#### What to do:
Write out the listing below again, precisely as it is given.

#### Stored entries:
(begin)

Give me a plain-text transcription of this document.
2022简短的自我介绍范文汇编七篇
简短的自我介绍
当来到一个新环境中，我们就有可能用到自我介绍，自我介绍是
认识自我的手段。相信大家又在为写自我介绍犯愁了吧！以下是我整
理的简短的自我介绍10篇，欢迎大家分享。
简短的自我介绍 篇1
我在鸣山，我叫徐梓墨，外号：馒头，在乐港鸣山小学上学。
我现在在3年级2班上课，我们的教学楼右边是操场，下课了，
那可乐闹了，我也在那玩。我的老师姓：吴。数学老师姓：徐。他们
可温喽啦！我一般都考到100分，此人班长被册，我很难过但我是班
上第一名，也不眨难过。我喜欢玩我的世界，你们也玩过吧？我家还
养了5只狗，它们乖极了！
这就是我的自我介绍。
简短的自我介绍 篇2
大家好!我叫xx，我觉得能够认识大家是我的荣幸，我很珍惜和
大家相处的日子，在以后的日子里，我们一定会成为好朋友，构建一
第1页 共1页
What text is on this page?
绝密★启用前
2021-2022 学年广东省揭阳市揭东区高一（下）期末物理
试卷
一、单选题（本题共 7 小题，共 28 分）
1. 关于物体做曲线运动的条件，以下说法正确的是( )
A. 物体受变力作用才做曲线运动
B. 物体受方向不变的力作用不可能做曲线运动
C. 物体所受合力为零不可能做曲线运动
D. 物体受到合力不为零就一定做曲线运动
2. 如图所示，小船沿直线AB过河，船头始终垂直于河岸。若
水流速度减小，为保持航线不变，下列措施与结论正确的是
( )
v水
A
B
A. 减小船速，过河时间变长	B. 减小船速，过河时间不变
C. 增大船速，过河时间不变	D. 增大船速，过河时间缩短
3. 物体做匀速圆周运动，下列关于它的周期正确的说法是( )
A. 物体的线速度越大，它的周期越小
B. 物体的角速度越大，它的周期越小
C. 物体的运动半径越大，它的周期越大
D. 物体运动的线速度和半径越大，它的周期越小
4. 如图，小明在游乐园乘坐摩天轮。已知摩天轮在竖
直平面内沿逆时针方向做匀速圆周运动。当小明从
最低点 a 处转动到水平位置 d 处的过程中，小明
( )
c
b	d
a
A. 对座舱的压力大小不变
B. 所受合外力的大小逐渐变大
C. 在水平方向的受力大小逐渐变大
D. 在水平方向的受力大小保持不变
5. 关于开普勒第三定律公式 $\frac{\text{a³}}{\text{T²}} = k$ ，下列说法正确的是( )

(end)

#### The reply:
Give me a plain-text transcription of this document.
2022简短的自我介绍范文汇编七篇
简短的自我介绍
当来到一个新环境中，我们就有可能用到自我介绍，自我介绍是
认识自我的手段。相信大家又在为写自我介绍犯愁了吧！以下是我整
理的简短的自我介绍10篇，欢迎大家分享。
简短的自我介绍 篇1
我在鸣山，我叫徐梓墨，外号：馒头，在乐港鸣山小学上学。
我现在在3年级2班上课，我们的教学楼右边是操场，下课了，
那可乐闹了，我也在那玩。我的老师姓：吴。数学老师姓：徐。他们
可温喽啦！我一般都考到100分，此人班长被册，我很难过但我是班
上第一名，也不眨难过。我喜欢玩我的世界，你们也玩过吧？我家还
养了5只狗，它们乖极了！
这就是我的自我介绍。
简短的自我介绍 篇2
大家好!我叫xx，我觉得能够认识大家是我的荣幸，我很珍惜和
大家相处的日子，在以后的日子里，我们一定会成为好朋友，构建一
第1页 共1页
What text is on this page?
绝密★启用前
2021-2022 学年广东省揭阳市揭东区高一（下）期末物理
试卷
一、单选题（本题共 7 小题，共 28 分）
1. 关于物体做曲线运动的条件，以下说法正确的是( )
A. 物体受变力作用才做曲线运动
B. 物体受方向不变的力作用不可能做曲线运动
C. 物体所受合力为零不可能做曲线运动
D. 物体受到合力不为零就一定做曲线运动
2. 如图所示，小船沿直线AB过河，船头始终垂直于河岸。若
水流速度减小，为保持航线不变，下列措施与结论正确的是
( )
v水
A
B
A. 减小船速，过河时间变长	B. 减小船速，过河时间不变
C. 增大船速，过河时间不变	D. 增大船速，过河时间缩短
3. 物体做匀速圆周运动，下列关于它的周期正确的说法是( )
A. 物体的线速度越大，它的周期越小
B. 物体的角速度越大，它的周期越小
C. 物体的运动半径越大，它的周期越大
D. 物体运动的线速度和半径越大，它的周期越小
4. 如图，小明在游乐园乘坐摩天轮。已知摩天轮在竖
直平面内沿逆时针方向做匀速圆周运动。当小明从
最低点 a 处转动到水平位置 d 处的过程中，小明
( )
c
b	d
a
A. 对座舱的压力大小不变
B. 所受合外力的大小逐渐变大
C. 在水平方向的受力大小逐渐变大
D. 在水平方向的受力大小保持不变
5. 关于开普勒第三定律公式 $\frac{\text{a³}}{\text{T²}} = k$ ，下列说法正确的是( )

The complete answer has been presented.